▶ **Records contained in a dataset**
━━━━
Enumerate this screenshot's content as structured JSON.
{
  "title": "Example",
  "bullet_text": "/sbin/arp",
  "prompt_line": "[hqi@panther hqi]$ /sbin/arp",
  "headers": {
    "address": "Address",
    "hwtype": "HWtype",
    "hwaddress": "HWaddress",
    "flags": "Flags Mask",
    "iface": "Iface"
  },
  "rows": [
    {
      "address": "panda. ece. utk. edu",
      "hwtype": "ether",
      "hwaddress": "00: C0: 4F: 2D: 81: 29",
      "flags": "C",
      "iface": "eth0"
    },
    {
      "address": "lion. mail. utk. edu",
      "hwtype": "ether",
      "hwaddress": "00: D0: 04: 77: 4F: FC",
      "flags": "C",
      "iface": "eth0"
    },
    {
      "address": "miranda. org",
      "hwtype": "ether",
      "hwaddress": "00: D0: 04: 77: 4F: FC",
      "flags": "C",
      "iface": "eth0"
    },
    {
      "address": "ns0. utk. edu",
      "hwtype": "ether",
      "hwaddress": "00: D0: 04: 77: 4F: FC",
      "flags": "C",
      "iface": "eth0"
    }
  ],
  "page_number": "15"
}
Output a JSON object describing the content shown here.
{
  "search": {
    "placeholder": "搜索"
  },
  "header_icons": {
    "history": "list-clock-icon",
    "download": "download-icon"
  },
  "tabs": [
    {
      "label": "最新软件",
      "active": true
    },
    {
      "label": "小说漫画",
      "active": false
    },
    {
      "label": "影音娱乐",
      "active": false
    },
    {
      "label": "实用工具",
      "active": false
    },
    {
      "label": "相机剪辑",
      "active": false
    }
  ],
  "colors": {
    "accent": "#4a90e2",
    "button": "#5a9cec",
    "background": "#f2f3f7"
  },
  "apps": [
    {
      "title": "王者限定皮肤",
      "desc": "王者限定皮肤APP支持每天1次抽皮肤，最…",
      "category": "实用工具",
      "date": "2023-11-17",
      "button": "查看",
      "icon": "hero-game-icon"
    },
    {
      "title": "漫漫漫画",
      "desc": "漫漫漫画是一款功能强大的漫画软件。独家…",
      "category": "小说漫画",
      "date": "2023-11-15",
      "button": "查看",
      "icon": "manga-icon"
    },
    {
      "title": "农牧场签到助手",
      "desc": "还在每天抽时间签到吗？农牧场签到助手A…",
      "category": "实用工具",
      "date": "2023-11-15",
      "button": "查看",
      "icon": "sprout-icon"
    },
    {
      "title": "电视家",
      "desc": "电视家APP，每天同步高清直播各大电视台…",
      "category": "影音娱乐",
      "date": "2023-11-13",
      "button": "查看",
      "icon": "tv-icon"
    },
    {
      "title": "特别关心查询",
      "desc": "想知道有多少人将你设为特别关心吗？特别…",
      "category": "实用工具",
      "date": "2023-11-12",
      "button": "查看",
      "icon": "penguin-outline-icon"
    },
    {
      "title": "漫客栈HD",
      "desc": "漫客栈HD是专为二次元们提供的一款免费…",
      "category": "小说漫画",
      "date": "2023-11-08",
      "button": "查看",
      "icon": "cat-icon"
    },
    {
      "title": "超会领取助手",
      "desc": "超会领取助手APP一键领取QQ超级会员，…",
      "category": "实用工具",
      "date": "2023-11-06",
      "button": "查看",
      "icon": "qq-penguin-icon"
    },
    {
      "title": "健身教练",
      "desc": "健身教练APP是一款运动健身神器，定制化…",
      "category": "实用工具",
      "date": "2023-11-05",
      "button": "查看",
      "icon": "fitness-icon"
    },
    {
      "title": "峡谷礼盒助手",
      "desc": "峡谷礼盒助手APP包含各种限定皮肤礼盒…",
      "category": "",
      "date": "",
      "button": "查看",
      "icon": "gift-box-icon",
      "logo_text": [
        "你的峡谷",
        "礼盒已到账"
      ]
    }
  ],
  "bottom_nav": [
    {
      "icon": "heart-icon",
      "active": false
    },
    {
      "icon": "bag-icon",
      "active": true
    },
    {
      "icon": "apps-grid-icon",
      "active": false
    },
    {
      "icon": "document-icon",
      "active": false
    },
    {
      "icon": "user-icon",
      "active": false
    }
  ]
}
━━━━
▶ **REQUIREMENTS**
Please quote the data above in full, with no line missing.

▶ **FINAL RESULT**
Enumerate this screenshot's content as structured JSON.
{
  "title": "Example",
  "bullet_text": "/sbin/arp",
  "prompt_line": "[hqi@panther hqi]$ /sbin/arp",
  "headers": {
    "address": "Address",
    "hwtype": "HWtype",
    "hwaddress": "HWaddress",
    "flags": "Flags Mask",
    "iface": "Iface"
  },
  "rows": [
    {
      "address": "panda. ece. utk. edu",
      "hwtype": "ether",
      "hwaddress": "00: C0: 4F: 2D: 81: 29",
      "flags": "C",
      "iface": "eth0"
    },
    {
      "address": "lion. mail. utk. edu",
      "hwtype": "ether",
      "hwaddress": "00: D0: 04: 77: 4F: FC",
      "flags": "C",
      "iface": "eth0"
    },
    {
      "address": "miranda. org",
      "hwtype": "ether",
      "hwaddress": "00: D0: 04: 77: 4F: FC",
      "flags": "C",
      "iface": "eth0"
    },
    {
      "address": "ns0. utk. edu",
      "hwtype": "ether",
      "hwaddress": "00: D0: 04: 77: 4F: FC",
      "flags": "C",
      "iface": "eth0"
    }
  ],
  "page_number": "15"
}
Output a JSON object describing the content shown here.
{
  "search": {
    "placeholder": "搜索"
  },
  "header_icons": {
    "history": "list-clock-icon",
    "download": "download-icon"
  },
  "tabs": [
    {
      "label": "最新软件",
      "active": true
    },
    {
      "label": "小说漫画",
      "active": false
    },
    {
      "label": "影音娱乐",
      "active": false
    },
    {
      "label": "实用工具",
      "active": false
    },
    {
      "label": "相机剪辑",
      "active": false
    }
  ],
  "colors": {
    "accent": "#4a90e2",
    "button": "#5a9cec",
    "background": "#f2f3f7"
  },
  "apps": [
    {
      "title": "王者限定皮肤",
      "desc": "王者限定皮肤APP支持每天1次抽皮肤，最…",
      "category": "实用工具",
      "date": "2023-11-17",
      "button": "查看",
      "icon": "hero-game-icon"
    },
    {
      "title": "漫漫漫画",
      "desc": "漫漫漫画是一款功能强大的漫画软件。独家…",
      "category": "小说漫画",
      "date": "2023-11-15",
      "button": "查看",
      "icon": "manga-icon"
    },
    {
      "title": "农牧场签到助手",
      "desc": "还在每天抽时间签到吗？农牧场签到助手A…",
      "category": "实用工具",
      "date": "2023-11-15",
      "button": "查看",
      "icon": "sprout-icon"
    },
    {
      "title": "电视家",
      "desc": "电视家APP，每天同步高清直播各大电视台…",
      "category": "影音娱乐",
      "date": "2023-11-13",
      "button": "查看",
      "icon": "tv-icon"
    },
    {
      "title": "特别关心查询",
      "desc": "想知道有多少人将你设为特别关心吗？特别…",
      "category": "实用工具",
      "date": "2023-11-12",
      "button": "查看",
      "icon": "penguin-outline-icon"
    },
    {
      "title": "漫客栈HD",
      "desc": "漫客栈HD是专为二次元们提供的一款免费…",
      "category": "小说漫画",
      "date": "2023-11-08",
      "button": "查看",
      "icon": "cat-icon"
    },
    {
      "title": "超会领取助手",
      "desc": "超会领取助手APP一键领取QQ超级会员，…",
      "category": "实用工具",
      "date": "2023-11-06",
      "button": "查看",
      "icon": "qq-penguin-icon"
    },
    {
      "title": "健身教练",
      "desc": "健身教练APP是一款运动健身神器，定制化…",
      "category": "实用工具",
      "date": "2023-11-05",
      "button": "查看",
      "icon": "fitness-icon"
    },
    {
      "title": "峡谷礼盒助手",
      "desc": "峡谷礼盒助手APP包含各种限定皮肤礼盒…",
      "category": "",
      "date": "",
      "button": "查看",
      "icon": "gift-box-icon",
      "logo_text": [
        "你的峡谷",
        "礼盒已到账"
      ]
    }
  ],
  "bottom_nav": [
    {
      "icon": "heart-icon",
      "active": false
    },
    {
      "icon": "bag-icon",
      "active": true
    },
    {
      "icon": "apps-grid-icon",
      "active": false
    },
    {
      "icon": "document-icon",
      "active": false
    },
    {
      "icon": "user-icon",
      "active": false
    }
  ]
}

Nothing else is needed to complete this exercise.